**EXERCISE GOAL**:
The lines to copy from the data below are those that hold the string "peripheral".

━━━━━ EXTRACTED ENTRIES ━━━━━

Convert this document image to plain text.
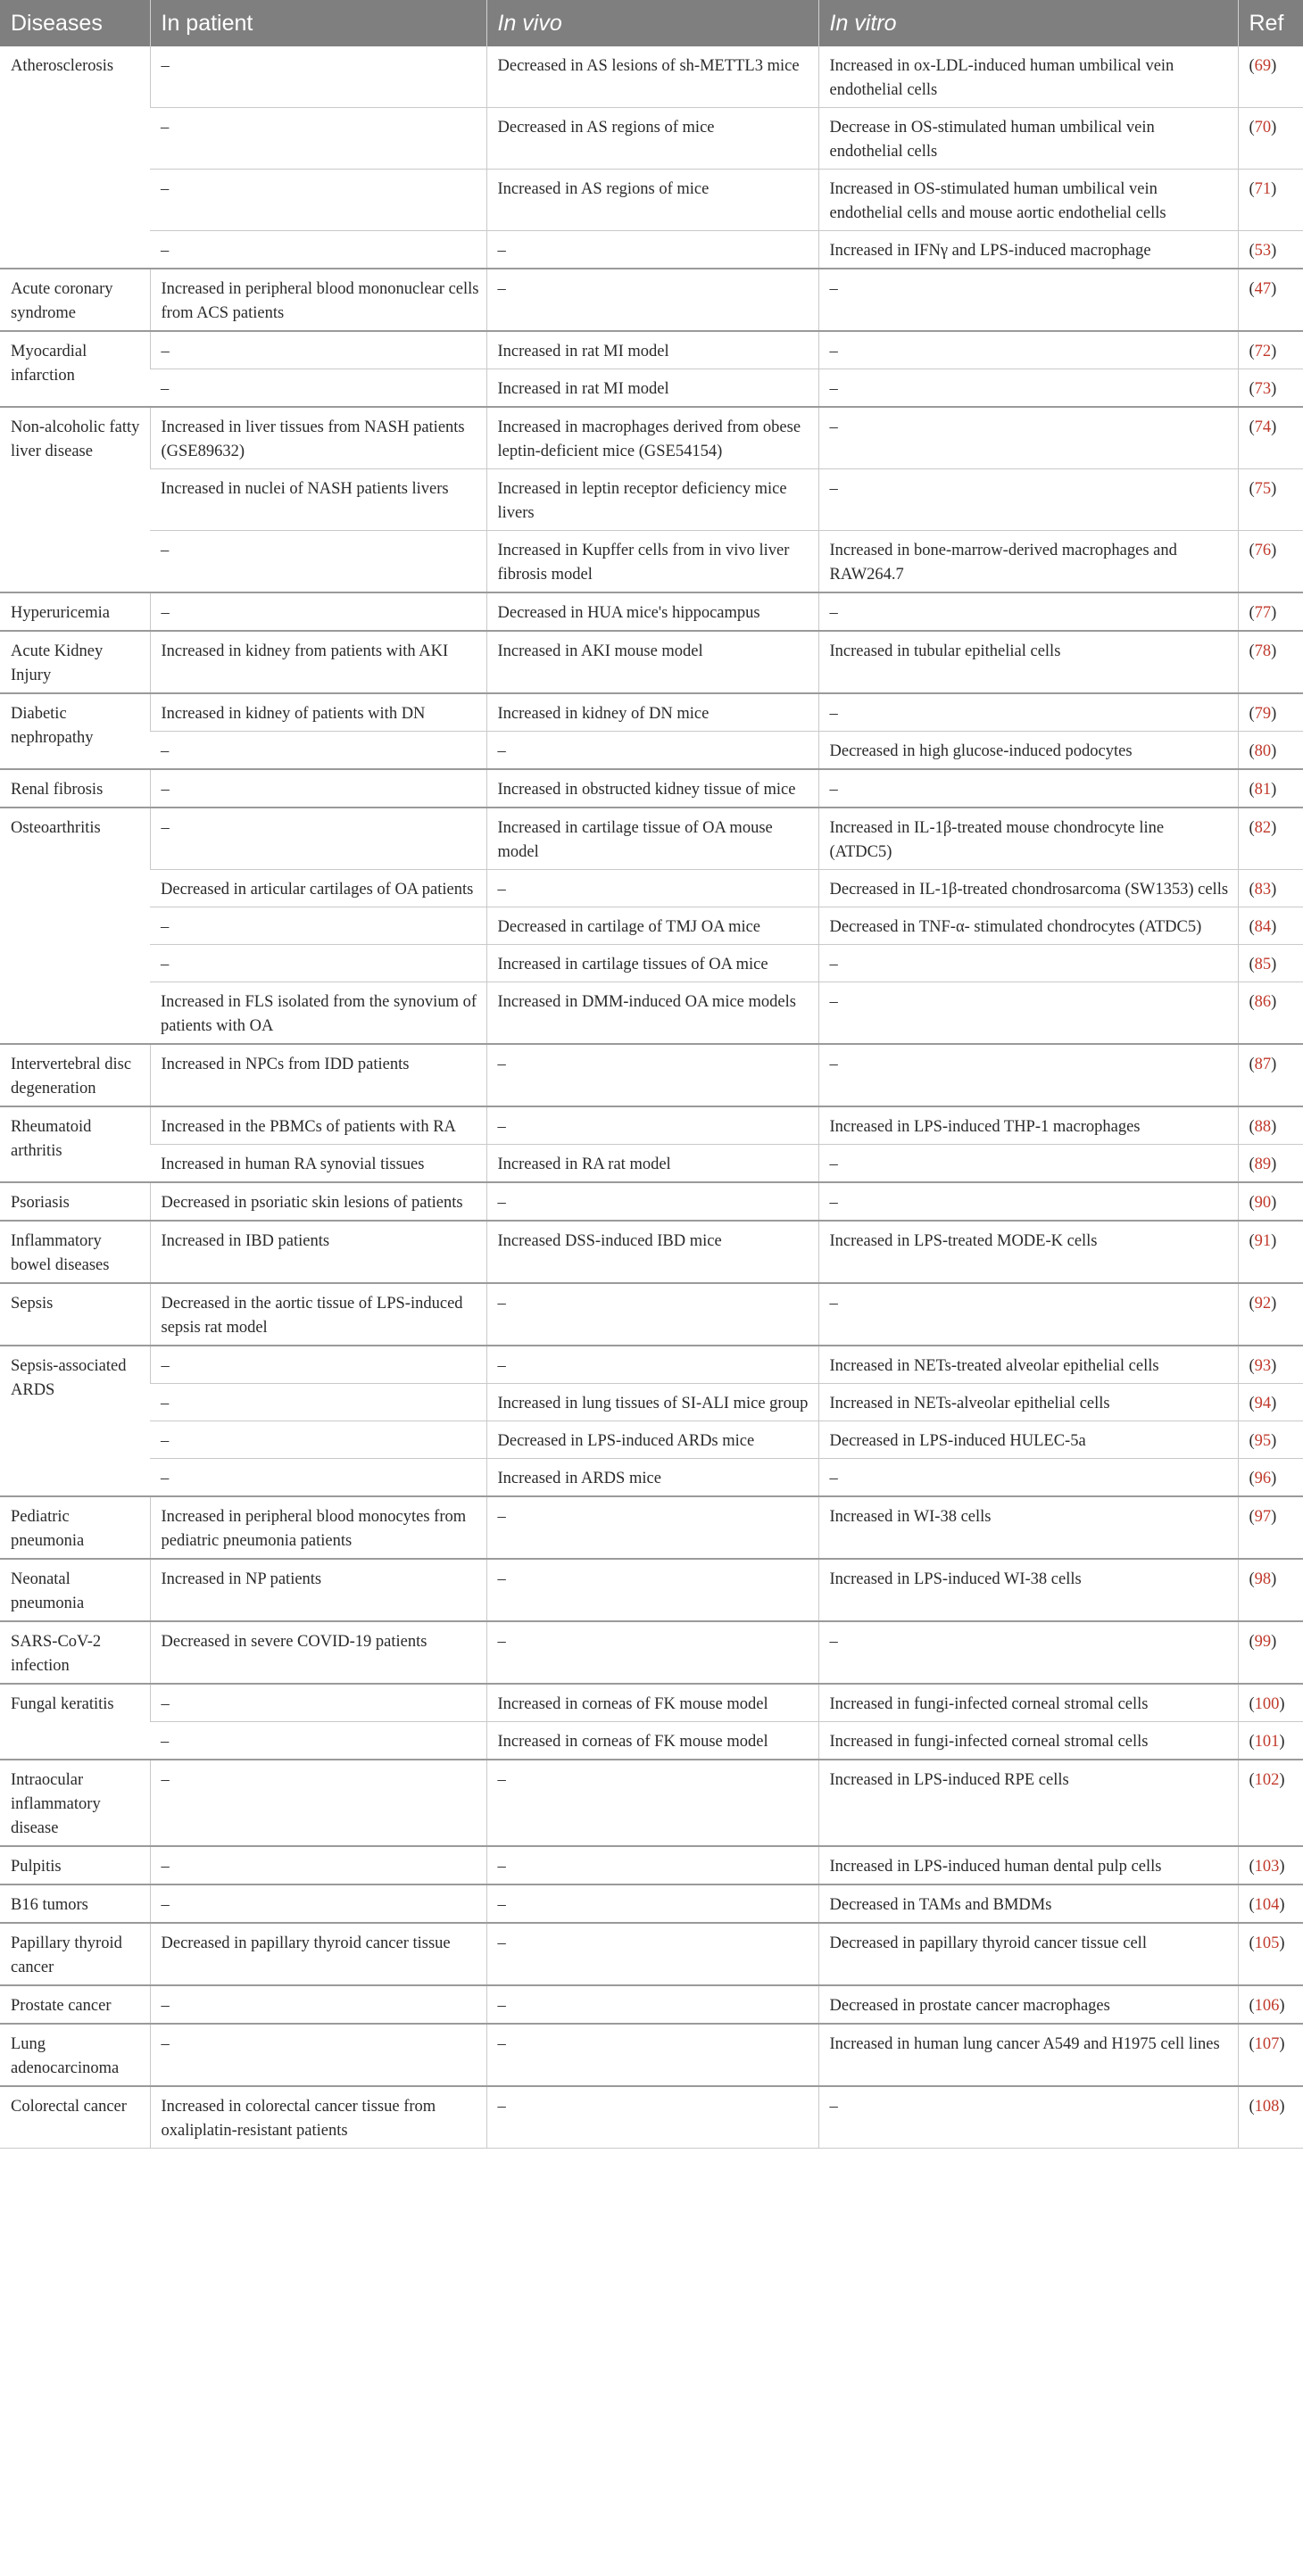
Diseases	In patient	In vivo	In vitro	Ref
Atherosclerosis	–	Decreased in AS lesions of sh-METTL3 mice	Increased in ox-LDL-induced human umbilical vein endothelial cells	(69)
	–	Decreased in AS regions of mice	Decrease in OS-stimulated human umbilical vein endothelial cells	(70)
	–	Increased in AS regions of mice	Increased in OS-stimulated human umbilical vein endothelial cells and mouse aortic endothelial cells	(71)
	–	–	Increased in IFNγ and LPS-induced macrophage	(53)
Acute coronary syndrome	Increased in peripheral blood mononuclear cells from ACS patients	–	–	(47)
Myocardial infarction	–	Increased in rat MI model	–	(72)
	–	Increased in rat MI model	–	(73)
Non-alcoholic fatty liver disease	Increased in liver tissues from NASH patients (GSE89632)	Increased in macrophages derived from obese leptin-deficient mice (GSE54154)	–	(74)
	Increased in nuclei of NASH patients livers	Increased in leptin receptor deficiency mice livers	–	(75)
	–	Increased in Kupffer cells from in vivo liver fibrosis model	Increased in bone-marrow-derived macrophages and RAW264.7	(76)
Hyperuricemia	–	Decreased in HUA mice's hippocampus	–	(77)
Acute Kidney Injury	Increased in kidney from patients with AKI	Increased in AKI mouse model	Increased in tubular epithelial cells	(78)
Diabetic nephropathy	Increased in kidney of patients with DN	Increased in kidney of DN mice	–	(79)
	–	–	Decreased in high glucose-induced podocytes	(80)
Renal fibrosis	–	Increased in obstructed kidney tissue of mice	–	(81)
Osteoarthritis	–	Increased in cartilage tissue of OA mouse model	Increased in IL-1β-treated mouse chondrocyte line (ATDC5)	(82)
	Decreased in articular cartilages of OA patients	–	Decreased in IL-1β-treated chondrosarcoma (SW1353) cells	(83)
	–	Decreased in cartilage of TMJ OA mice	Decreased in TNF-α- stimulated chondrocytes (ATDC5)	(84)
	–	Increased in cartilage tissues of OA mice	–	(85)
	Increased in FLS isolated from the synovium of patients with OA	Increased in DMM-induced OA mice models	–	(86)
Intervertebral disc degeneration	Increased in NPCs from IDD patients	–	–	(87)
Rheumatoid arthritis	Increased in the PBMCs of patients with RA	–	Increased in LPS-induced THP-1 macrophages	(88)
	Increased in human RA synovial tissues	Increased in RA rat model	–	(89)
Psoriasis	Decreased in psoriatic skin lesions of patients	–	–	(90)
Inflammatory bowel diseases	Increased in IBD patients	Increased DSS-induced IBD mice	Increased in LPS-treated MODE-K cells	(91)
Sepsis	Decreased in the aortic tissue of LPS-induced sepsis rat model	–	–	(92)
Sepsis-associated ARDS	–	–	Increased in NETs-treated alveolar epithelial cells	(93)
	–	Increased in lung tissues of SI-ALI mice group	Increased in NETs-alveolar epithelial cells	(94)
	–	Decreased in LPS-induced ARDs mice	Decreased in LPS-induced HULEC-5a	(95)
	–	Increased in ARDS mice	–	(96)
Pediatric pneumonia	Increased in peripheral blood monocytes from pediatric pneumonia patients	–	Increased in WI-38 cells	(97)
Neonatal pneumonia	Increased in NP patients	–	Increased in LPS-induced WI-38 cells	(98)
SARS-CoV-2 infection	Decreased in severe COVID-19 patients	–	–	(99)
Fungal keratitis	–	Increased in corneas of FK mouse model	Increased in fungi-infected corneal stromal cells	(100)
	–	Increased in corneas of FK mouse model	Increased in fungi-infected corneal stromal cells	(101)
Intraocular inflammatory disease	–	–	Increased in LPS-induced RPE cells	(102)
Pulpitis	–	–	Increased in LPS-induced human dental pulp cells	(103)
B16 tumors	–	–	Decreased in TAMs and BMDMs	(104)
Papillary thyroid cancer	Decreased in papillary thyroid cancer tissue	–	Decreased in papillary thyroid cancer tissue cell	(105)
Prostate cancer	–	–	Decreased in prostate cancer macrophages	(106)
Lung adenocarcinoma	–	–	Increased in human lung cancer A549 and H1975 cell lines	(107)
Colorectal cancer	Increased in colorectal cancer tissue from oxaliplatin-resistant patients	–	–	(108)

━━━━━
━━━━━ EXTRACTED ENTRIES ━━━━━

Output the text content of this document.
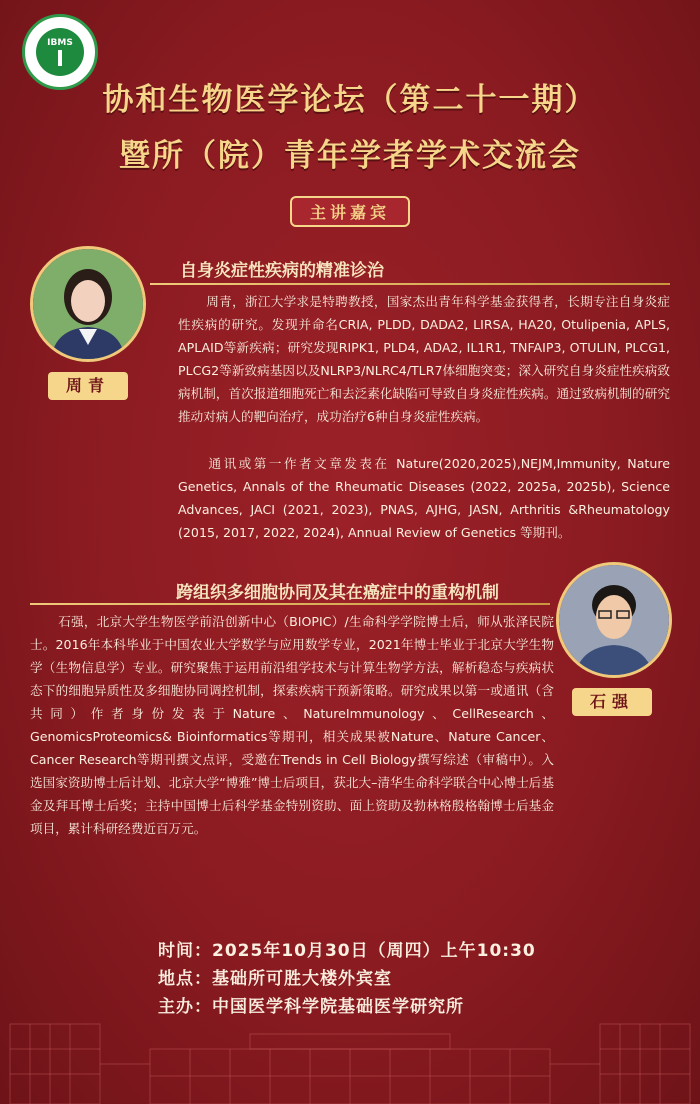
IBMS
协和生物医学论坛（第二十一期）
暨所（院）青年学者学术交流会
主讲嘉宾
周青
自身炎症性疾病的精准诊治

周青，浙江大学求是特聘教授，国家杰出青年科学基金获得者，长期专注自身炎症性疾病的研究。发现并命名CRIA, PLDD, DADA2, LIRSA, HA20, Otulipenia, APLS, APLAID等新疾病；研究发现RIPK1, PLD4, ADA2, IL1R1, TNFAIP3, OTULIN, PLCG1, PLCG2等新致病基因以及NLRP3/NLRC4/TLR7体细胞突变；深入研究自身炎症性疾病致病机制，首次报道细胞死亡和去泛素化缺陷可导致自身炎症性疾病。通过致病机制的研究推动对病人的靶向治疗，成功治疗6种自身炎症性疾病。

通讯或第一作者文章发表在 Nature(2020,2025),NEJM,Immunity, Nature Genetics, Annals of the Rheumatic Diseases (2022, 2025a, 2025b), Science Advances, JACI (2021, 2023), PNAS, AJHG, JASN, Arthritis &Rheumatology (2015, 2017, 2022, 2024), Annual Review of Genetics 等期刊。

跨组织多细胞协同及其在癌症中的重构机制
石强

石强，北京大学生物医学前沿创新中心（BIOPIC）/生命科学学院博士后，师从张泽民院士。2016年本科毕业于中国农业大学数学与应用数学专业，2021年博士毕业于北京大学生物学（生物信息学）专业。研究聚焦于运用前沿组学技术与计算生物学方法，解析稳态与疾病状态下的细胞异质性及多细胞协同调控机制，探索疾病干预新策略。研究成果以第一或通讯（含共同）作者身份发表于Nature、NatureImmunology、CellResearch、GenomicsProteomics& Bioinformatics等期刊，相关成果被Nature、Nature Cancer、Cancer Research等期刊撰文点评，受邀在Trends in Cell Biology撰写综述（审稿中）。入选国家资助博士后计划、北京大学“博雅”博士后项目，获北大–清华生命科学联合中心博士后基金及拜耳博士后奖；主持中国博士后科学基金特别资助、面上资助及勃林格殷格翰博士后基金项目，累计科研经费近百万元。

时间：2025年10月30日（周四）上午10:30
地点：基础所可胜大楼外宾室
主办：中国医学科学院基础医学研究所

━━━━━

**SOLUTION TO THIS TASK**:
Acute coronary syndrome	Increased in peripheral blood mononuclear cells from ACS patients	–	–	(47)
Pediatric pneumonia	Increased in peripheral blood monocytes from pediatric pneumonia patients	–	Increased in WI-38 cells	(97)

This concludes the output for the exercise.